→ Task details
Sift the material for lines containing "Каримов", and return them.

→ Entries shown
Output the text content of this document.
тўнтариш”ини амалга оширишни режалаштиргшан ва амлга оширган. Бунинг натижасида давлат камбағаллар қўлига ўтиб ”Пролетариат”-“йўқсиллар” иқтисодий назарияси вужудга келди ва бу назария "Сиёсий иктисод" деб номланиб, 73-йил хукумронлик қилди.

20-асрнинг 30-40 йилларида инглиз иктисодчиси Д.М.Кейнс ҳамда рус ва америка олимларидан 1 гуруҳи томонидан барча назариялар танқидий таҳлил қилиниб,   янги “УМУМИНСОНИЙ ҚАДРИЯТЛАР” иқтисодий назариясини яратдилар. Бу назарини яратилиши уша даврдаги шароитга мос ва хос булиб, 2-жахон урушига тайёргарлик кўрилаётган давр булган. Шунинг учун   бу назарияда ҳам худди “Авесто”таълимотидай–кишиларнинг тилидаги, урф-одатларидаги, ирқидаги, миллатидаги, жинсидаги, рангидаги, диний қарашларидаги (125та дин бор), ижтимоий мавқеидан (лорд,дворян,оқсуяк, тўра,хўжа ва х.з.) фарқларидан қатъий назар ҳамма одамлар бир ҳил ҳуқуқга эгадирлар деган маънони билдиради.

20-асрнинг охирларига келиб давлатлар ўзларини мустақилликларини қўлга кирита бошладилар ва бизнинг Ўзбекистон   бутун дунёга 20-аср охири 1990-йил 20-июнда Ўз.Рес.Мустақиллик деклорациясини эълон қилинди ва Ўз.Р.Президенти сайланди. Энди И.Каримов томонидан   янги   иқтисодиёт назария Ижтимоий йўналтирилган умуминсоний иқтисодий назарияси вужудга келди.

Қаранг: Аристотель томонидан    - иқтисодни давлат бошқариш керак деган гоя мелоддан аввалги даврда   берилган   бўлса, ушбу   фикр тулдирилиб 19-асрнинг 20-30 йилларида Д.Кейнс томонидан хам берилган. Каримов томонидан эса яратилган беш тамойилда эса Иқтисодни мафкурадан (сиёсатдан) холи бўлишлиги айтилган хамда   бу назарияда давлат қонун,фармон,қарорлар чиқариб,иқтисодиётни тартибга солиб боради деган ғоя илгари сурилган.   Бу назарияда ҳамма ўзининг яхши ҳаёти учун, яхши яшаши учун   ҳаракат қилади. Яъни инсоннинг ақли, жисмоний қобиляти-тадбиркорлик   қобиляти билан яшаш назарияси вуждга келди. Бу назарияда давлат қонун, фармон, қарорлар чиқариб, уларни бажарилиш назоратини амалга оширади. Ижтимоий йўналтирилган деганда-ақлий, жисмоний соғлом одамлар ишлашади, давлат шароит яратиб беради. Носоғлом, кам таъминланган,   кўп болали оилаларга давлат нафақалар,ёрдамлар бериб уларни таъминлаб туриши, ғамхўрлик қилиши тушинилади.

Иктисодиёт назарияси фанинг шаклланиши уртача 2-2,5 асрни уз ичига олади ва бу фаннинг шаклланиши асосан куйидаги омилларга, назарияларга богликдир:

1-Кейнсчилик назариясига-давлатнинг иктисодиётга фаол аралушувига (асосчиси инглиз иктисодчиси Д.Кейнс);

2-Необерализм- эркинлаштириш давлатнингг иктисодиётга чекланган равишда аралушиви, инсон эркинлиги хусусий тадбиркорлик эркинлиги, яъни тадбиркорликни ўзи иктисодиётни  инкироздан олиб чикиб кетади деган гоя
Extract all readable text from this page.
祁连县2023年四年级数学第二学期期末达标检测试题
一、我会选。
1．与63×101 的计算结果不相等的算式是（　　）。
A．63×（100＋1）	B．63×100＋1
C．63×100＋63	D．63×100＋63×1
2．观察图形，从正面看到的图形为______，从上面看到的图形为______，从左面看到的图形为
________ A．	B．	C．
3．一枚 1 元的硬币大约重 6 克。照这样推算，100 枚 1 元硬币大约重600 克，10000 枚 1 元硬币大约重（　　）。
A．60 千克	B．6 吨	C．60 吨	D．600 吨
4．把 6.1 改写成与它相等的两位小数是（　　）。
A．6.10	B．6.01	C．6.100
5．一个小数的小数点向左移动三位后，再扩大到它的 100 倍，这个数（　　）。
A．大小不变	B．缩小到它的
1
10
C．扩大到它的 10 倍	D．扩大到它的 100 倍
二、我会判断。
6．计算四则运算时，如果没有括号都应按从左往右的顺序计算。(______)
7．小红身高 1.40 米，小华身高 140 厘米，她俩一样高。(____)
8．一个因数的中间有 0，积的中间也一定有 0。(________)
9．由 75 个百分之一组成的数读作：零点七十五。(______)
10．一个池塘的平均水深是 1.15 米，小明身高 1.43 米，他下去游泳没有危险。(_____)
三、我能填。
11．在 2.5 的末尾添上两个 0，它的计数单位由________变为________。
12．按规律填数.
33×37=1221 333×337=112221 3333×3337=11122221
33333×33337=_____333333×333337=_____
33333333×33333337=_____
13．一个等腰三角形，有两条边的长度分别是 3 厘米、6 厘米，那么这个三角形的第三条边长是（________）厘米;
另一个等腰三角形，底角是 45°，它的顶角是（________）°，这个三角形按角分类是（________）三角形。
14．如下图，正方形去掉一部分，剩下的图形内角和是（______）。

→ Written response
20-асрнинг охирларига келиб давлатлар ўзларини мустақилликларини қўлга кирита бошладилар ва бизнинг Ўзбекистон   бутун дунёга 20-аср охири 1990-йил 20-июнда Ўз.Рес.Мустақиллик деклорациясини эълон қилинди ва Ўз.Р.Президенти сайланди. Энди И.Каримов томонидан   янги   иқтисодиёт назария Ижтимоий йўналтирилган умуминсоний иқтисодий назарияси вужудга келди.
Қаранг: Аристотель томонидан    - иқтисодни давлат бошқариш керак деган гоя мелоддан аввалги даврда   берилган   бўлса, ушбу   фикр тулдирилиб 19-асрнинг 20-30 йилларида Д.Кейнс томонидан хам берилган. Каримов томонидан эса яратилган беш тамойилда эса Иқтисодни мафкурадан (сиёсатдан) холи бўлишлиги айтилган хамда   бу назарияда давлат қонун,фармон,қарорлар чиқариб,иқтисодиётни тартибга солиб боради деган ғоя илгари сурилган.   Бу назарияда ҳамма ўзининг яхши ҳаёти учун, яхши яшаши учун   ҳаракат қилади. Яъни инсоннинг ақли, жисмоний қобиляти-тадбиркорлик   қобиляти билан яшаш назарияси вуждга келди. Бу назарияда давлат қонун, фармон, қарорлар чиқариб, уларни бажарилиш назоратини амалга оширади. Ижтимоий йўналтирилган деганда-ақлий, жисмоний соғлом одамлар ишлашади, давлат шароит яратиб беради. Носоғлом, кам таъминланган,   кўп болали оилаларга давлат нафақалар,ёрдамлар бериб уларни таъминлаб туриши, ғамхўрлик қилиши тушинилади.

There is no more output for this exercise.